WRITTEN EXERCISE
Below are records; count the lines in them that hold "this" and give only the count.

DATASET ENTRIES
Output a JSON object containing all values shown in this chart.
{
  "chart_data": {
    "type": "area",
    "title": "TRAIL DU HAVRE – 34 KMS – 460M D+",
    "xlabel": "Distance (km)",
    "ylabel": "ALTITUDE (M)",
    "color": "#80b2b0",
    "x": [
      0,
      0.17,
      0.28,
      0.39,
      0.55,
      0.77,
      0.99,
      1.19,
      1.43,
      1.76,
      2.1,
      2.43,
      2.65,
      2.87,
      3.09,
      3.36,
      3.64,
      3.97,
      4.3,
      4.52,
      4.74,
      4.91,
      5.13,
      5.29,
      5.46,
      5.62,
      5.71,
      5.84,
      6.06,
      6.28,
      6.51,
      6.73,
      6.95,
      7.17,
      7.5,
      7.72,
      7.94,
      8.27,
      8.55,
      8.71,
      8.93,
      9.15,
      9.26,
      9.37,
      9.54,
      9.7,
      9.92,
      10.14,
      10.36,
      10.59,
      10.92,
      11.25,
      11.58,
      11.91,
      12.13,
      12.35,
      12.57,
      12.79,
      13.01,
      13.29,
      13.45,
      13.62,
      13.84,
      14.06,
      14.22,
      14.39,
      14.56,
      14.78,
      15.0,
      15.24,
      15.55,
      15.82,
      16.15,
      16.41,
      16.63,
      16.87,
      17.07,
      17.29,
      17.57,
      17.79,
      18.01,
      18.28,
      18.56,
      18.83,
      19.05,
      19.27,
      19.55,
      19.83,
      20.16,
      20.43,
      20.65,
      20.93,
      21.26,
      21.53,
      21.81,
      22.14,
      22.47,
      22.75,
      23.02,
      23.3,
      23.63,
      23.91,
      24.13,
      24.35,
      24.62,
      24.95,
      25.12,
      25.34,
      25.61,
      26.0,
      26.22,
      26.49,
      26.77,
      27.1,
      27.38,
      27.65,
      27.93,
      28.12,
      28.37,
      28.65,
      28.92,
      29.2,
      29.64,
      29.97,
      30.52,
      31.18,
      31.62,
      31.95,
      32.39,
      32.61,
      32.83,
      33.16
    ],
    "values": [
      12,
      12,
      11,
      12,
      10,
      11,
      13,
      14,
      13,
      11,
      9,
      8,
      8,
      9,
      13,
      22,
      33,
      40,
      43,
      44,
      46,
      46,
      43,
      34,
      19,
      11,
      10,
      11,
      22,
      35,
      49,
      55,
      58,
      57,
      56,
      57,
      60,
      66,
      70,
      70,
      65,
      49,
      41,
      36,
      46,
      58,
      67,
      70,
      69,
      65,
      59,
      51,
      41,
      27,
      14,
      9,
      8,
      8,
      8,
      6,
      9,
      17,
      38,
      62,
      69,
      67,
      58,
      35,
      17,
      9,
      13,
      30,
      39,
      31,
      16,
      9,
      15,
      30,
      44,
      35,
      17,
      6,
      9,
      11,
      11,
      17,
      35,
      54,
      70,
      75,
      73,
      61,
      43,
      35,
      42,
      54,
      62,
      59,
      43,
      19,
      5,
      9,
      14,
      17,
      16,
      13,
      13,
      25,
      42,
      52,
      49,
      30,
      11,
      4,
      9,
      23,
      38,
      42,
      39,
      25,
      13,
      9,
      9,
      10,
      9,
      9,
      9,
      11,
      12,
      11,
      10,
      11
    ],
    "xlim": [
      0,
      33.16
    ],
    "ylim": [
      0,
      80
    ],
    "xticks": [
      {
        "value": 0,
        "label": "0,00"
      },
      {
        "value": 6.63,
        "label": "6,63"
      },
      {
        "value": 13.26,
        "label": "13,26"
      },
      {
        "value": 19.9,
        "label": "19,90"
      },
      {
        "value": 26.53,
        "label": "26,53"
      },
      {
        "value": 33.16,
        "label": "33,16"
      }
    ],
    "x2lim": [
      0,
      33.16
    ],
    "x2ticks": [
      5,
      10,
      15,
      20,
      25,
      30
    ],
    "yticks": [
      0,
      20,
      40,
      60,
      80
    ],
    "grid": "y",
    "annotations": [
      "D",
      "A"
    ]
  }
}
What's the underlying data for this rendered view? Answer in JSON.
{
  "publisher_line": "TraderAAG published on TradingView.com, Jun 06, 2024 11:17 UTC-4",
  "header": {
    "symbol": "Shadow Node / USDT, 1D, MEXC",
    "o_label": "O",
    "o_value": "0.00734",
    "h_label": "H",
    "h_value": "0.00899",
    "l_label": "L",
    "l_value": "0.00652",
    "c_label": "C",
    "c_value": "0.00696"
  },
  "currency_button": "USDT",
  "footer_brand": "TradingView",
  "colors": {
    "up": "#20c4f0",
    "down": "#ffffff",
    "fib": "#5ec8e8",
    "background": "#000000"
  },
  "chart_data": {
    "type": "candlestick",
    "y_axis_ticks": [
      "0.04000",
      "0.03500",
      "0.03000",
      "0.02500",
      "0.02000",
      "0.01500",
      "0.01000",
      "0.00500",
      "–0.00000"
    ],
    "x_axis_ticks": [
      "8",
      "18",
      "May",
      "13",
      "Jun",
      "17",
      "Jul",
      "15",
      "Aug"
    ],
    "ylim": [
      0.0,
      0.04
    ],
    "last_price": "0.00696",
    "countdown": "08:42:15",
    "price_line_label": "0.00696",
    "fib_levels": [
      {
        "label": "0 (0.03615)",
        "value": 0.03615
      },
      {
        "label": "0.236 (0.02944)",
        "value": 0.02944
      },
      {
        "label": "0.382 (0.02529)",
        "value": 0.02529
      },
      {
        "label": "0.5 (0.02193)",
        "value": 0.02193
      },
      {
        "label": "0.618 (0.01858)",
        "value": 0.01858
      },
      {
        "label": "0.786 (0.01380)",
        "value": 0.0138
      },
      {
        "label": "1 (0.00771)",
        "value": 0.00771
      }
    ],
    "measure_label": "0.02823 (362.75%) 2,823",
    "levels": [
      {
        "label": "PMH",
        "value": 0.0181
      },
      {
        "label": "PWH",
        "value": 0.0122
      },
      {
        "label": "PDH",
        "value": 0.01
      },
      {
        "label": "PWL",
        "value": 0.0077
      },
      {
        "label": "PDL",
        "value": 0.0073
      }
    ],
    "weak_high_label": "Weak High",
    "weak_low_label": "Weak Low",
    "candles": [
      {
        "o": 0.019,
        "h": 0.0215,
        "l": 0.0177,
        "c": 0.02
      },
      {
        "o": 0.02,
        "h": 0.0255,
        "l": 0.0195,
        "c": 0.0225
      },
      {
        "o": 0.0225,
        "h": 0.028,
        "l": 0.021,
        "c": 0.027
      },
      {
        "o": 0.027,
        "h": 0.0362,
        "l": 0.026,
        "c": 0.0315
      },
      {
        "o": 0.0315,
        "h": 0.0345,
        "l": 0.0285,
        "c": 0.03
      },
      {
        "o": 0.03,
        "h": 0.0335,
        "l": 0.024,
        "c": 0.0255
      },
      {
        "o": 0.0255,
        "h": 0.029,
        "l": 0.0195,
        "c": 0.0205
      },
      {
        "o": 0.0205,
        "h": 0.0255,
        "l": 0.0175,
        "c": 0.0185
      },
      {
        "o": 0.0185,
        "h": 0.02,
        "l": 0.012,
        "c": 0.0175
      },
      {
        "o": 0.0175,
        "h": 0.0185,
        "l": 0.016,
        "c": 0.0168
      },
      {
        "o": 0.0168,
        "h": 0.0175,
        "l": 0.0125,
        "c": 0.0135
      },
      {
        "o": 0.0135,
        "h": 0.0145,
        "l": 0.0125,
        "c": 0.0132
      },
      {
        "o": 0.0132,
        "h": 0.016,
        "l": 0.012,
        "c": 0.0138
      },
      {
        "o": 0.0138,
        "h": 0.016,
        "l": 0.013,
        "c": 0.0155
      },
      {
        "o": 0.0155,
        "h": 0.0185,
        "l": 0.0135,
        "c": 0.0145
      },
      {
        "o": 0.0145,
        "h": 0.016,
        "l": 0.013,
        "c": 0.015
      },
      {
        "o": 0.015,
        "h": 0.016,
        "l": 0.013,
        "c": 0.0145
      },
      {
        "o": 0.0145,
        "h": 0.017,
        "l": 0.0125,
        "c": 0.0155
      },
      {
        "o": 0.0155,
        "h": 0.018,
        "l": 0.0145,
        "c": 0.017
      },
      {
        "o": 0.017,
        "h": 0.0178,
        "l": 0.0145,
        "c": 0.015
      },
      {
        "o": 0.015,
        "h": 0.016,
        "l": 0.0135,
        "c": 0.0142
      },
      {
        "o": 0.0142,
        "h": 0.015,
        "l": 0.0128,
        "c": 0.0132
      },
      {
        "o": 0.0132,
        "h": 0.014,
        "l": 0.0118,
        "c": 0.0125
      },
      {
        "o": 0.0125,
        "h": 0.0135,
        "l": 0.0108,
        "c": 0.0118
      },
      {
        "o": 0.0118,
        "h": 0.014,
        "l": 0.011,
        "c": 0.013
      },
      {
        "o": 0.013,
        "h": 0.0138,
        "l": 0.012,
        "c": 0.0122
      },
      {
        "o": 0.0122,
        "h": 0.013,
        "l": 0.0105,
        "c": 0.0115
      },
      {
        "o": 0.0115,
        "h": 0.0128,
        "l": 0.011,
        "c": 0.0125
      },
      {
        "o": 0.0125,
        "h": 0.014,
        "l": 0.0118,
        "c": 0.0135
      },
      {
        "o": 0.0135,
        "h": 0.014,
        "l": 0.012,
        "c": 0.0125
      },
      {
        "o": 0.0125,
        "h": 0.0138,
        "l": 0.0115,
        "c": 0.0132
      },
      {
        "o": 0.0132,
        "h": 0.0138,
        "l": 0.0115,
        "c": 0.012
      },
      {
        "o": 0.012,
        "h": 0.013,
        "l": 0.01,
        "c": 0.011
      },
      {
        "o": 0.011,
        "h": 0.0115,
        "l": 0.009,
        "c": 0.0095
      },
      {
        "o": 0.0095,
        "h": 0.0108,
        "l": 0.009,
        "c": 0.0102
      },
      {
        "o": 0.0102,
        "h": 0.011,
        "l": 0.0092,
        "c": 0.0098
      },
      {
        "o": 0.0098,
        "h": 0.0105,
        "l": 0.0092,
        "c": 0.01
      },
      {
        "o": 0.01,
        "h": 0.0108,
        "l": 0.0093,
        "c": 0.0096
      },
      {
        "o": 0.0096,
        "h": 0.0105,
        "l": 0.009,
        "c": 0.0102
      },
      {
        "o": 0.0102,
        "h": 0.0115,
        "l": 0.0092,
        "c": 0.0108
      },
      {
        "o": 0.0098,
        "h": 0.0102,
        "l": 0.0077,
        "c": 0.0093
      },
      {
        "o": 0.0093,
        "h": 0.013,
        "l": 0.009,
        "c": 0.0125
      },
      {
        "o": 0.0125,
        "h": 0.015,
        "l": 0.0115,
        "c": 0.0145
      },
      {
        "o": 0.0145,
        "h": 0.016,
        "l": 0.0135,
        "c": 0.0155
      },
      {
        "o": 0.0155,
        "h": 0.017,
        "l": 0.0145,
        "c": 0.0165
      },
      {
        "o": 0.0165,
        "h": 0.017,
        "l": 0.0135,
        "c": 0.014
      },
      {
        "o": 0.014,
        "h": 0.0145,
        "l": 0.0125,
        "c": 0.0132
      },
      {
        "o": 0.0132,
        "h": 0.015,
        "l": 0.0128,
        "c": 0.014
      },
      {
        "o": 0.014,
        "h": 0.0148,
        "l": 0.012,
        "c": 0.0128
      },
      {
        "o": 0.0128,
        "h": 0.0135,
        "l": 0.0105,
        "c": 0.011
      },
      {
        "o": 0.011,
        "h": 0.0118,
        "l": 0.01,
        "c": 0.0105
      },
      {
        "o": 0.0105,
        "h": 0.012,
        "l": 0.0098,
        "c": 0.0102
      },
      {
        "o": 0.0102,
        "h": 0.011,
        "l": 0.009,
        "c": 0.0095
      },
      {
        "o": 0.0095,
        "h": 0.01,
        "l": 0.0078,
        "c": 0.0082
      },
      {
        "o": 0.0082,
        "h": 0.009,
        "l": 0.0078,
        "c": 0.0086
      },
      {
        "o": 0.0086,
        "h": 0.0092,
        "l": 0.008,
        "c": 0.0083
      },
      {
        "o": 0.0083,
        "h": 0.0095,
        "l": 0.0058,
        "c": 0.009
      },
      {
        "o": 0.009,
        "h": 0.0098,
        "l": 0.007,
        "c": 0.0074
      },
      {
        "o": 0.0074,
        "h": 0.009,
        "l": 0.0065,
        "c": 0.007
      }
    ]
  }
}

WORKED SOLUTION
2